"""

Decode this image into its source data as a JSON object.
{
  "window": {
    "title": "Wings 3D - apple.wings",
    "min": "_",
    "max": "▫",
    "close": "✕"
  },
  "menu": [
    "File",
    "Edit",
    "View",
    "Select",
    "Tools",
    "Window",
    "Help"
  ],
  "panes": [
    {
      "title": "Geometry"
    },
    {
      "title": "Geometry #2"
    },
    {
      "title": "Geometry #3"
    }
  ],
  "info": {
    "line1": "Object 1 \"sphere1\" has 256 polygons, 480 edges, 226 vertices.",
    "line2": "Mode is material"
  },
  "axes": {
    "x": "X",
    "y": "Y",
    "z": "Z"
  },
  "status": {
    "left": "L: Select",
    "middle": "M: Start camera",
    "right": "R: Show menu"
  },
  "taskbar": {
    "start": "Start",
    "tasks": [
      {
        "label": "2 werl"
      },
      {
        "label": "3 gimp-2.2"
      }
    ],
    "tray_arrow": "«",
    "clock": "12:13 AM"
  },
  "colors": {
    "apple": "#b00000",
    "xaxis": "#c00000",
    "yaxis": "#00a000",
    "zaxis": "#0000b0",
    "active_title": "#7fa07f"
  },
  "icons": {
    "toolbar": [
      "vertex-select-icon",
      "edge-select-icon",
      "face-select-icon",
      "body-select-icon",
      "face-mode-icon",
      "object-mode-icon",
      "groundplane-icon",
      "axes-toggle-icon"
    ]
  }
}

"""

▶ **EXERCISE AIM**
Write out the complete set of records exactly as given.

▶ **EXERCISE ANSWER**
Decode this image into its source data as a JSON object.
{
  "window": {
    "title": "Wings 3D - apple.wings",
    "min": "_",
    "max": "▫",
    "close": "✕"
  },
  "menu": [
    "File",
    "Edit",
    "View",
    "Select",
    "Tools",
    "Window",
    "Help"
  ],
  "panes": [
    {
      "title": "Geometry"
    },
    {
      "title": "Geometry #2"
    },
    {
      "title": "Geometry #3"
    }
  ],
  "info": {
    "line1": "Object 1 \"sphere1\" has 256 polygons, 480 edges, 226 vertices.",
    "line2": "Mode is material"
  },
  "axes": {
    "x": "X",
    "y": "Y",
    "z": "Z"
  },
  "status": {
    "left": "L: Select",
    "middle": "M: Start camera",
    "right": "R: Show menu"
  },
  "taskbar": {
    "start": "Start",
    "tasks": [
      {
        "label": "2 werl"
      },
      {
        "label": "3 gimp-2.2"
      }
    ],
    "tray_arrow": "«",
    "clock": "12:13 AM"
  },
  "colors": {
    "apple": "#b00000",
    "xaxis": "#c00000",
    "yaxis": "#00a000",
    "zaxis": "#0000b0",
    "active_title": "#7fa07f"
  },
  "icons": {
    "toolbar": [
      "vertex-select-icon",
      "edge-select-icon",
      "face-select-icon",
      "body-select-icon",
      "face-mode-icon",
      "object-mode-icon",
      "groundplane-icon",
      "axes-toggle-icon"
    ]
  }
}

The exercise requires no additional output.